Items from a data source

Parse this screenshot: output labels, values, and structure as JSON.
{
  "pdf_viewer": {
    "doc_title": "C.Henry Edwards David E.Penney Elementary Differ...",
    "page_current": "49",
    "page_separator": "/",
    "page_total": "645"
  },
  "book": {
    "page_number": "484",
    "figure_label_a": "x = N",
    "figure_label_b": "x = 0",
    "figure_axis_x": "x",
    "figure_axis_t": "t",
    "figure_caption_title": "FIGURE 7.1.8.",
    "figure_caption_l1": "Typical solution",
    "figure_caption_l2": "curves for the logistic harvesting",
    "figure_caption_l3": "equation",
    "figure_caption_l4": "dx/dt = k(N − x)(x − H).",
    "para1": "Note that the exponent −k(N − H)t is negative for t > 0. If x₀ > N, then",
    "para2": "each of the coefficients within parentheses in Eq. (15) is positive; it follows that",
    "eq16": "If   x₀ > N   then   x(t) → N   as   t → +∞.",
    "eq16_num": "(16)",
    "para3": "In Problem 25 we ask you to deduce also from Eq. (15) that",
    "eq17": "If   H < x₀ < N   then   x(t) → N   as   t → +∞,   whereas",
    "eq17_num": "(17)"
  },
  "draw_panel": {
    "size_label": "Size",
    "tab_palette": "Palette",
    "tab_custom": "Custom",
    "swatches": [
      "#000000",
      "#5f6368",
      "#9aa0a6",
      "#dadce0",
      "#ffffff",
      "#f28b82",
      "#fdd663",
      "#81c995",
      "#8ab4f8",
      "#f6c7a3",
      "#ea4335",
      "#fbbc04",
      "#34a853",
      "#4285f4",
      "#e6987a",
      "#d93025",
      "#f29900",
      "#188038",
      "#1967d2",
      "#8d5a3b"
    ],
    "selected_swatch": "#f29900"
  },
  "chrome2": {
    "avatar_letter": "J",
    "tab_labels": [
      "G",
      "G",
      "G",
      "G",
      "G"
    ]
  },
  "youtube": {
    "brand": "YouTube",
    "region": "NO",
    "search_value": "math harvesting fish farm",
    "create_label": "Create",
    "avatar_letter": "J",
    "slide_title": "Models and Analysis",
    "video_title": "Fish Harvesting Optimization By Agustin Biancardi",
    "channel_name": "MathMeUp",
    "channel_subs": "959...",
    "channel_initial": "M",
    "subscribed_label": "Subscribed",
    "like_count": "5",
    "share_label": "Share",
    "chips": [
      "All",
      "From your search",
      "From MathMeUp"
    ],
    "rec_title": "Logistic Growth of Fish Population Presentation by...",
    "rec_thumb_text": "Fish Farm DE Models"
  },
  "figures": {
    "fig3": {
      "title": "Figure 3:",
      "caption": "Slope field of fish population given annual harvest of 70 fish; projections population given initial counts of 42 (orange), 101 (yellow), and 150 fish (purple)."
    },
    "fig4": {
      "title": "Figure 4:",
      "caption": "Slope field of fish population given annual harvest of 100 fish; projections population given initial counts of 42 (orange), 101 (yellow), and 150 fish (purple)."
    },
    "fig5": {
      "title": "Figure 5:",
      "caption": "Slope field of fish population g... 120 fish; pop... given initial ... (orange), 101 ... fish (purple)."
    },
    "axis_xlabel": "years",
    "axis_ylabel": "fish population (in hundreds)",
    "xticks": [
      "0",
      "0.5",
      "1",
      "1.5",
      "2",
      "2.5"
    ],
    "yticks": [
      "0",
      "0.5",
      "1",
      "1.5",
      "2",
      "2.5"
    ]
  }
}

■ **Exercise**: Collect every line from the records above that contains the word "then".

■ **The result**:
    "para1": "Note that the exponent −k(N − H)t is negative for t > 0. If x₀ > N, then",
    "eq16": "If   x₀ > N   then   x(t) → N   as   t → +∞.",
    "eq17": "If   H < x₀ < N   then   x(t) → N   as   t → +∞,   whereas",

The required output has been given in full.